→ EXERCISE AIM
Determine how many lines of the material hold the string "SLOTS" and reply with only that number.

→ ITEMS
________

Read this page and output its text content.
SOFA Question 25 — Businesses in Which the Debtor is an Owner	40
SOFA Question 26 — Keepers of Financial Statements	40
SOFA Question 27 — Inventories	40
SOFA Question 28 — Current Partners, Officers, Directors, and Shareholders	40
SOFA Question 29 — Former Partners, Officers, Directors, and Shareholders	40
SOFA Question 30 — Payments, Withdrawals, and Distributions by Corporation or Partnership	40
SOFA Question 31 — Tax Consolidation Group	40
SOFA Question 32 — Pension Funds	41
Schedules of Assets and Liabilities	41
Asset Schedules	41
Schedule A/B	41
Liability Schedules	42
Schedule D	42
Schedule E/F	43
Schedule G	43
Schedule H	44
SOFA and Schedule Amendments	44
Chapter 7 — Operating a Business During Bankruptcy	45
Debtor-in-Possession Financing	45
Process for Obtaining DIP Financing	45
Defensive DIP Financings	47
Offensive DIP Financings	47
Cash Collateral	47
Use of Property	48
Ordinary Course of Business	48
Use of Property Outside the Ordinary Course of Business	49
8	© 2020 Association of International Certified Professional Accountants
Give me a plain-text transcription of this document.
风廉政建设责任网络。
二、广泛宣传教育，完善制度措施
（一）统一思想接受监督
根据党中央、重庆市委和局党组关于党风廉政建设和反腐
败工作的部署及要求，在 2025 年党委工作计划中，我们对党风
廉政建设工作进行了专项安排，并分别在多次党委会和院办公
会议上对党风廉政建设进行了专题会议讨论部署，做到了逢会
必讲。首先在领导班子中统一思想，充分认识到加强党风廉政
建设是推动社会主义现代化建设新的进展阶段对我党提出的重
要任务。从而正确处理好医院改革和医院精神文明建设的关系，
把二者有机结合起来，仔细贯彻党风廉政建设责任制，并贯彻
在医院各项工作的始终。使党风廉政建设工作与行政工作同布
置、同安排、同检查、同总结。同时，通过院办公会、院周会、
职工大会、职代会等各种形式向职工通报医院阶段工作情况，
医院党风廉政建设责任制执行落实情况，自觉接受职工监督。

________

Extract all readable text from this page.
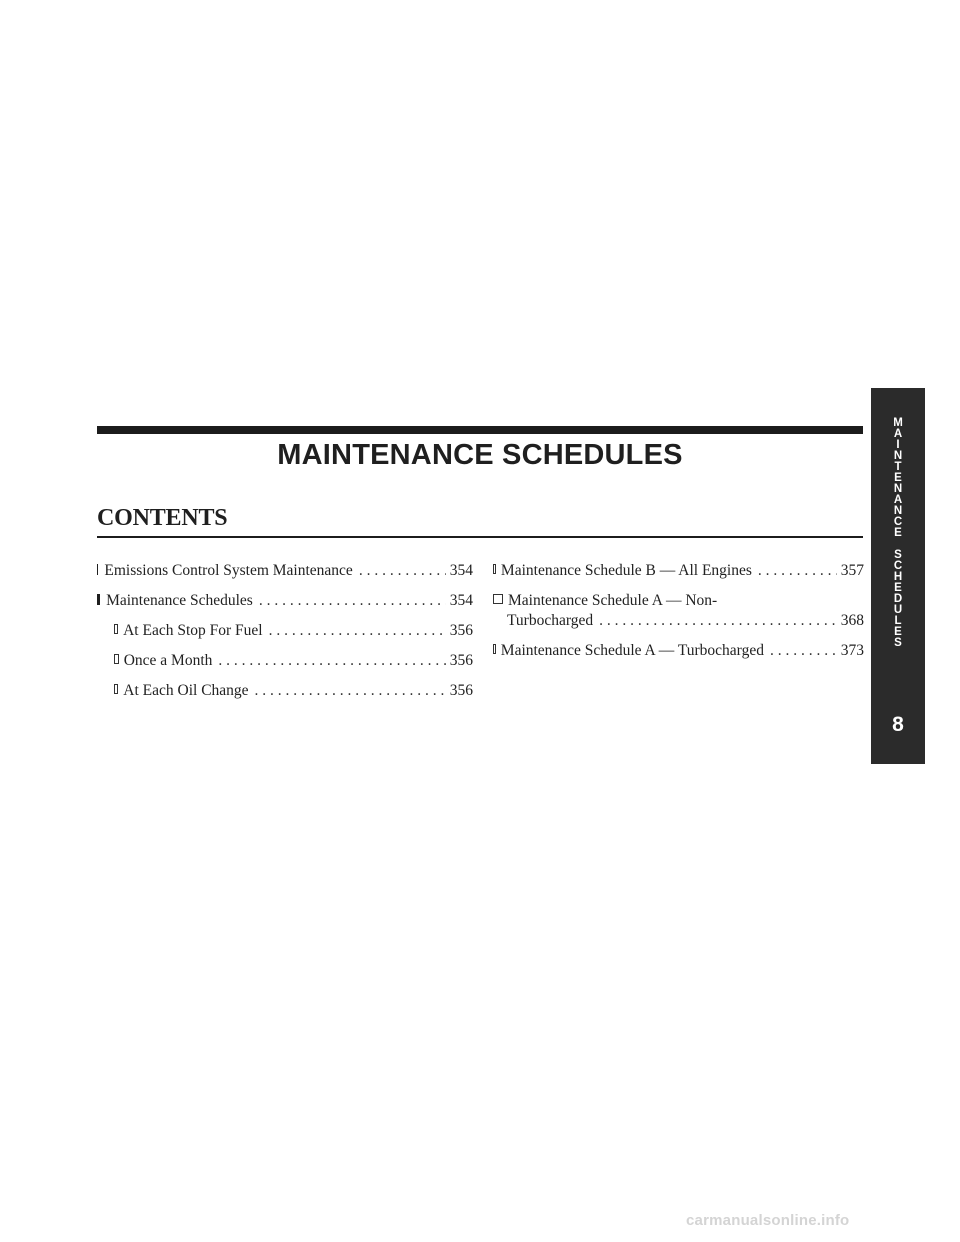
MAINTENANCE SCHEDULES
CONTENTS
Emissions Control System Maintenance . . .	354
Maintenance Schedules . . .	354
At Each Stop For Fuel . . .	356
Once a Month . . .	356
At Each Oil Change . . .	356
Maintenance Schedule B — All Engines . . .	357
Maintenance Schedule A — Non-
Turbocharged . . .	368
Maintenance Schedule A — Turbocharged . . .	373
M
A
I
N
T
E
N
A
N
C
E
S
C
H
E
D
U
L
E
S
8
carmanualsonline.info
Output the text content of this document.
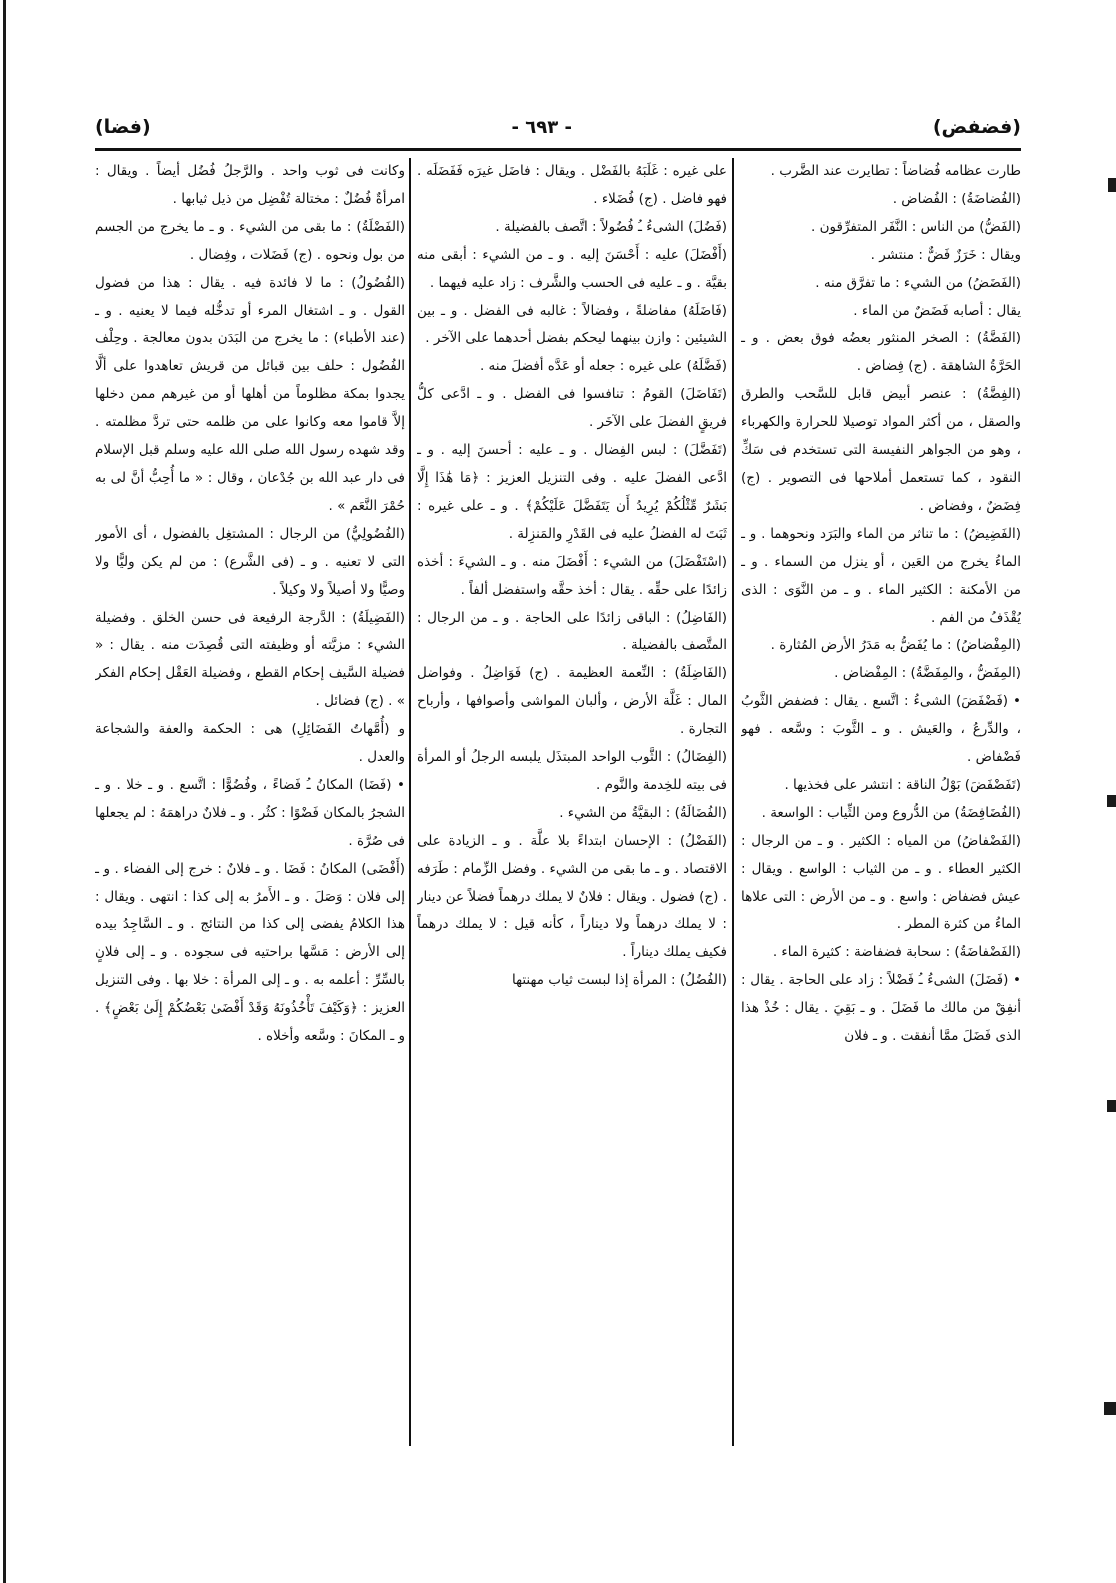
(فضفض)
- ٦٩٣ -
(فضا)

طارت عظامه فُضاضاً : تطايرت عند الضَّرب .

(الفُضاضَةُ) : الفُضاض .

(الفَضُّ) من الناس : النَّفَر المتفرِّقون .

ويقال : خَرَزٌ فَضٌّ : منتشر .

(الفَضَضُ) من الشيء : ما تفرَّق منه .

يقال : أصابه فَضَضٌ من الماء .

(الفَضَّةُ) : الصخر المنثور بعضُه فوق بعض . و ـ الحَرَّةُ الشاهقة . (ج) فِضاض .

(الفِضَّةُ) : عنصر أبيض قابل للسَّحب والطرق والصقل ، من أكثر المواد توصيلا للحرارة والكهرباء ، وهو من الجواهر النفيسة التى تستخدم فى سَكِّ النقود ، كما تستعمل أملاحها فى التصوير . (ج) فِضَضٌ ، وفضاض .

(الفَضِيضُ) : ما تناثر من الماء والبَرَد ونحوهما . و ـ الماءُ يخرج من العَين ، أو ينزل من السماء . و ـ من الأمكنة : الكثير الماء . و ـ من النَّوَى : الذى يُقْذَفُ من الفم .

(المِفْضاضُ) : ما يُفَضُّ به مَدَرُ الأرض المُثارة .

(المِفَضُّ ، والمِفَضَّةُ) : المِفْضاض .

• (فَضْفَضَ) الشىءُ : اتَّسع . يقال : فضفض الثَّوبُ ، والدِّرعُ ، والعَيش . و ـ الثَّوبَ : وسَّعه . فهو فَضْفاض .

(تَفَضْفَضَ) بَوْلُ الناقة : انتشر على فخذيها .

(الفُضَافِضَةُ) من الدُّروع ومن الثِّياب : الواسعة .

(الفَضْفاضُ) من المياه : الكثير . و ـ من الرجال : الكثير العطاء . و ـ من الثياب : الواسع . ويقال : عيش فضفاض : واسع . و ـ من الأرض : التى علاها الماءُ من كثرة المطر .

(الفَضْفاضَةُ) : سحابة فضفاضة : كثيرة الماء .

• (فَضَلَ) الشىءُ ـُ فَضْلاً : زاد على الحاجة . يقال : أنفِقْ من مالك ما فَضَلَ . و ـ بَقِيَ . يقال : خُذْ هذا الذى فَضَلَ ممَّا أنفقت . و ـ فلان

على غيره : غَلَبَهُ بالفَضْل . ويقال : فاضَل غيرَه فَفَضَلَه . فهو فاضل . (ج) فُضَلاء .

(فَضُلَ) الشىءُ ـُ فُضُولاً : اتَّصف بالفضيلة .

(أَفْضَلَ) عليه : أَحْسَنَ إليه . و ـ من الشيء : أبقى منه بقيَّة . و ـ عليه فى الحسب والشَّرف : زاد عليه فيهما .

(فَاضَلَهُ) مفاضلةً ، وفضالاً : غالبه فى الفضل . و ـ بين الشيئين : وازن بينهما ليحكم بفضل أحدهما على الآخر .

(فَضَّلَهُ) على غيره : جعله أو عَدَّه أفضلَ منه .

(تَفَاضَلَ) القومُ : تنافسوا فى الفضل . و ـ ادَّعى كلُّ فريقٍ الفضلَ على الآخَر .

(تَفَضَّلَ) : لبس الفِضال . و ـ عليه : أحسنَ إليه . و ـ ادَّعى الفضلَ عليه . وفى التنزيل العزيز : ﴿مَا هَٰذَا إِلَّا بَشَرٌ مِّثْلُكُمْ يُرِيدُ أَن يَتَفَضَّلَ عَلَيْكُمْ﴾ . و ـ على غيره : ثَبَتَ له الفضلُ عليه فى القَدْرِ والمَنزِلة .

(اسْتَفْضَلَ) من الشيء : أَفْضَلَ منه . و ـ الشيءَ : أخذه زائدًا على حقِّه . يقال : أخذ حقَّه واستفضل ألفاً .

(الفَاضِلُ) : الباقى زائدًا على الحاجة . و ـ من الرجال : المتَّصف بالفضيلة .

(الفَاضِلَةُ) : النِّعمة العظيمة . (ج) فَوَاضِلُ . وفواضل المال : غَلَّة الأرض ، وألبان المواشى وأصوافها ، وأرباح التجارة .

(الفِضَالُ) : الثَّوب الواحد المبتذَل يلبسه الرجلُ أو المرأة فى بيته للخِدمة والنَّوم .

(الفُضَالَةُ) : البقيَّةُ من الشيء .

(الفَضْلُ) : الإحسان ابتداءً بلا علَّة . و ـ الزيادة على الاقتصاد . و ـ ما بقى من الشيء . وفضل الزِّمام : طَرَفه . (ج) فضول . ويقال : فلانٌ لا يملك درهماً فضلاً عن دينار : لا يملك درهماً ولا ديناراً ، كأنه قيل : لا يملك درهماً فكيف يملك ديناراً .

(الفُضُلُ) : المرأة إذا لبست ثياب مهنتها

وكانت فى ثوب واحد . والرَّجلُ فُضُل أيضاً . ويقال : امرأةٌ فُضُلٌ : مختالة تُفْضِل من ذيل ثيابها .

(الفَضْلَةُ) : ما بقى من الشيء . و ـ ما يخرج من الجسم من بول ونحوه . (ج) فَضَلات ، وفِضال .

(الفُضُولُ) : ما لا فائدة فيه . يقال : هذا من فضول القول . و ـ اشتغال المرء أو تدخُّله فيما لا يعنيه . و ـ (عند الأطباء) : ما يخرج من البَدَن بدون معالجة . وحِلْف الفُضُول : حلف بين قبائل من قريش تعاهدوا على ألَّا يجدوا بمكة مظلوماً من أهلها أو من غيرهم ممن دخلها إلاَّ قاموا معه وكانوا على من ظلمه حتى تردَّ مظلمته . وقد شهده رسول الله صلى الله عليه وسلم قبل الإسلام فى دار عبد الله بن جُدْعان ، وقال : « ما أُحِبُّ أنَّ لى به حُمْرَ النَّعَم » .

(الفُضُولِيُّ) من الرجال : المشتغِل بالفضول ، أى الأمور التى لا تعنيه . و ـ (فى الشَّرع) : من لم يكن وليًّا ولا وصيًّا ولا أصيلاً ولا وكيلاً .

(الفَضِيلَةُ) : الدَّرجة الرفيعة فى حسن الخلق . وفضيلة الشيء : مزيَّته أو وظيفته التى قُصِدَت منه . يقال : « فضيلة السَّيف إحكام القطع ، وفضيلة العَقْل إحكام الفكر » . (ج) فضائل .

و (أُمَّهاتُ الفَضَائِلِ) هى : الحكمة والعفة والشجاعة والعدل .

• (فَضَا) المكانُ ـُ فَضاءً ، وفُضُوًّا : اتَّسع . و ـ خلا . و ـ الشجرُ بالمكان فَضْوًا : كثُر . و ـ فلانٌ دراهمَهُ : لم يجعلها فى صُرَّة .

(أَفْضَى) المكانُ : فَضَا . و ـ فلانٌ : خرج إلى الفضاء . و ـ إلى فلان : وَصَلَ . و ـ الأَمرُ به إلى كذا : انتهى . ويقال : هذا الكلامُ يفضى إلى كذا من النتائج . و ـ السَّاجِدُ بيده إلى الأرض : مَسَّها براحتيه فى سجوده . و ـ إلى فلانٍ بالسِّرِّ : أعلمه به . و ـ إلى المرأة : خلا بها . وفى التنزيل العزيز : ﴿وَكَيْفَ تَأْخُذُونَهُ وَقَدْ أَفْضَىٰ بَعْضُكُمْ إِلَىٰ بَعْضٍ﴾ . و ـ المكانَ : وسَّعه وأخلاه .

________

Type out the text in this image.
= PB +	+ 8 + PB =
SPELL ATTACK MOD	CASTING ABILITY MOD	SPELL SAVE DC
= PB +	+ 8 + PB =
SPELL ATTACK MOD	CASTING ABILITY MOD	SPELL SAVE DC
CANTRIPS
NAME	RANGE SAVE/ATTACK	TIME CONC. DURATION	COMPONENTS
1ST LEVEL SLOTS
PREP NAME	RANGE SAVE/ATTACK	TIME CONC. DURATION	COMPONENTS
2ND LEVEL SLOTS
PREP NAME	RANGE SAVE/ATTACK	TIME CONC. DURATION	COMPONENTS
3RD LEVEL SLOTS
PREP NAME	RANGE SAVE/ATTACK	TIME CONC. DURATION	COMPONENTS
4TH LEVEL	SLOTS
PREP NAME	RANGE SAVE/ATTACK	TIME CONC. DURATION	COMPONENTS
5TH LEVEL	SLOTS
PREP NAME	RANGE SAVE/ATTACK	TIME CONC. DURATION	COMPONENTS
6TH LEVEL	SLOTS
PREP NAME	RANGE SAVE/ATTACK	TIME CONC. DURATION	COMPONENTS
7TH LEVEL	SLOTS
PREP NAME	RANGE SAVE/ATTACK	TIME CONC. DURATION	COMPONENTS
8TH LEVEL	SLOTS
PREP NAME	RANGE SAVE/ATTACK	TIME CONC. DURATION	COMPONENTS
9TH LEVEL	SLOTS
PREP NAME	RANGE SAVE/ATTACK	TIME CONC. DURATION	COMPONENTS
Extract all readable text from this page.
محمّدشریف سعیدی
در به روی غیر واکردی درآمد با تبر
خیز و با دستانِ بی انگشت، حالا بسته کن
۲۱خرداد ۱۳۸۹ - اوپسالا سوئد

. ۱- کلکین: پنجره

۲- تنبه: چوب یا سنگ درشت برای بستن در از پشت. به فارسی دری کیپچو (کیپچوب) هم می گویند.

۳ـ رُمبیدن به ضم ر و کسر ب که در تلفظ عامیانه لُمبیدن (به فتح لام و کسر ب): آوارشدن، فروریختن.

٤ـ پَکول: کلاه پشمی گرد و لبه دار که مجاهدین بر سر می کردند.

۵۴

________

→ ANSWER FOR THIS EXERCISE
9